Provide an exact transcription of all the records.

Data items

########

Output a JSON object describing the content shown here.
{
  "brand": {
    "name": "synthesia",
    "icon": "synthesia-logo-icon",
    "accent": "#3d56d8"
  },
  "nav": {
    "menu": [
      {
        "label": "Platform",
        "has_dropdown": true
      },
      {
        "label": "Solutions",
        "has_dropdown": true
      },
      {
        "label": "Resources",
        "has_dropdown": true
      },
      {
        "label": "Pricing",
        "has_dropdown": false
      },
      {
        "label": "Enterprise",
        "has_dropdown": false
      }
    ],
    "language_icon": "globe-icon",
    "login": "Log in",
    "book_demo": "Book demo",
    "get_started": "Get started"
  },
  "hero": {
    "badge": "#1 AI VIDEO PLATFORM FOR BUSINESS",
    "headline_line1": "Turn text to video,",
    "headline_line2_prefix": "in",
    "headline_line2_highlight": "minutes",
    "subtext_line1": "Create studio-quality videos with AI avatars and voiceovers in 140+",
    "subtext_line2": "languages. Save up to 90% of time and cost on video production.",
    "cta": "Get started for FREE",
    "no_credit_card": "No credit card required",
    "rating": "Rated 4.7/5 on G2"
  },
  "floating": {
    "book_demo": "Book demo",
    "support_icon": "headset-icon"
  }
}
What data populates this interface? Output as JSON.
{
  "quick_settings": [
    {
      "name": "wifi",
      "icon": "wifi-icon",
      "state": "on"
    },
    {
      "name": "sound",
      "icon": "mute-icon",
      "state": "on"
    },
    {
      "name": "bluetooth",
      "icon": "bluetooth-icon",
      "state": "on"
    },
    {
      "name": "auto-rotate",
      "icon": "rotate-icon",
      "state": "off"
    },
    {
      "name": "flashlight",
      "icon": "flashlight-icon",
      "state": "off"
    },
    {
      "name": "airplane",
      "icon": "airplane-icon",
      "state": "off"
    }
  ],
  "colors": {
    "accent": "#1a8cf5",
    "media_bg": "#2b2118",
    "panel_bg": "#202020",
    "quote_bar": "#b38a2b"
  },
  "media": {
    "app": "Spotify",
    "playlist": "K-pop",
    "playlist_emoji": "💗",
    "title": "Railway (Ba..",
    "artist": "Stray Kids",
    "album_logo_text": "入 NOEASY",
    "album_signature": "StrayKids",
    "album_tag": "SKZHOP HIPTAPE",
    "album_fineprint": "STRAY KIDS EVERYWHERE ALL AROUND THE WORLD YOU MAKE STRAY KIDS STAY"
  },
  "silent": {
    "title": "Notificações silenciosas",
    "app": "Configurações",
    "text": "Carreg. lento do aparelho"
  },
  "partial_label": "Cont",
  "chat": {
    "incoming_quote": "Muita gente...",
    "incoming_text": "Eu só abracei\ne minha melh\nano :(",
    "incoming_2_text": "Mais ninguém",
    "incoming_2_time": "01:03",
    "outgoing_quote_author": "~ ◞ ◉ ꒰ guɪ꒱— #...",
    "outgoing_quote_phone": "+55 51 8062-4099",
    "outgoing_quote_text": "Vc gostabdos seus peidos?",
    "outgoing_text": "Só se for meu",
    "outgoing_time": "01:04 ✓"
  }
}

########

• Solved problem:
Output a JSON object describing the content shown here.
{
  "brand": {
    "name": "synthesia",
    "icon": "synthesia-logo-icon",
    "accent": "#3d56d8"
  },
  "nav": {
    "menu": [
      {
        "label": "Platform",
        "has_dropdown": true
      },
      {
        "label": "Solutions",
        "has_dropdown": true
      },
      {
        "label": "Resources",
        "has_dropdown": true
      },
      {
        "label": "Pricing",
        "has_dropdown": false
      },
      {
        "label": "Enterprise",
        "has_dropdown": false
      }
    ],
    "language_icon": "globe-icon",
    "login": "Log in",
    "book_demo": "Book demo",
    "get_started": "Get started"
  },
  "hero": {
    "badge": "#1 AI VIDEO PLATFORM FOR BUSINESS",
    "headline_line1": "Turn text to video,",
    "headline_line2_prefix": "in",
    "headline_line2_highlight": "minutes",
    "subtext_line1": "Create studio-quality videos with AI avatars and voiceovers in 140+",
    "subtext_line2": "languages. Save up to 90% of time and cost on video production.",
    "cta": "Get started for FREE",
    "no_credit_card": "No credit card required",
    "rating": "Rated 4.7/5 on G2"
  },
  "floating": {
    "book_demo": "Book demo",
    "support_icon": "headset-icon"
  }
}
What data populates this interface? Output as JSON.
{
  "quick_settings": [
    {
      "name": "wifi",
      "icon": "wifi-icon",
      "state": "on"
    },
    {
      "name": "sound",
      "icon": "mute-icon",
      "state": "on"
    },
    {
      "name": "bluetooth",
      "icon": "bluetooth-icon",
      "state": "on"
    },
    {
      "name": "auto-rotate",
      "icon": "rotate-icon",
      "state": "off"
    },
    {
      "name": "flashlight",
      "icon": "flashlight-icon",
      "state": "off"
    },
    {
      "name": "airplane",
      "icon": "airplane-icon",
      "state": "off"
    }
  ],
  "colors": {
    "accent": "#1a8cf5",
    "media_bg": "#2b2118",
    "panel_bg": "#202020",
    "quote_bar": "#b38a2b"
  },
  "media": {
    "app": "Spotify",
    "playlist": "K-pop",
    "playlist_emoji": "💗",
    "title": "Railway (Ba..",
    "artist": "Stray Kids",
    "album_logo_text": "入 NOEASY",
    "album_signature": "StrayKids",
    "album_tag": "SKZHOP HIPTAPE",
    "album_fineprint": "STRAY KIDS EVERYWHERE ALL AROUND THE WORLD YOU MAKE STRAY KIDS STAY"
  },
  "silent": {
    "title": "Notificações silenciosas",
    "app": "Configurações",
    "text": "Carreg. lento do aparelho"
  },
  "partial_label": "Cont",
  "chat": {
    "incoming_quote": "Muita gente...",
    "incoming_text": "Eu só abracei\ne minha melh\nano :(",
    "incoming_2_text": "Mais ninguém",
    "incoming_2_time": "01:03",
    "outgoing_quote_author": "~ ◞ ◉ ꒰ guɪ꒱— #...",
    "outgoing_quote_phone": "+55 51 8062-4099",
    "outgoing_quote_text": "Vc gostabdos seus peidos?",
    "outgoing_text": "Só se for meu",
    "outgoing_time": "01:04 ✓"
  }
}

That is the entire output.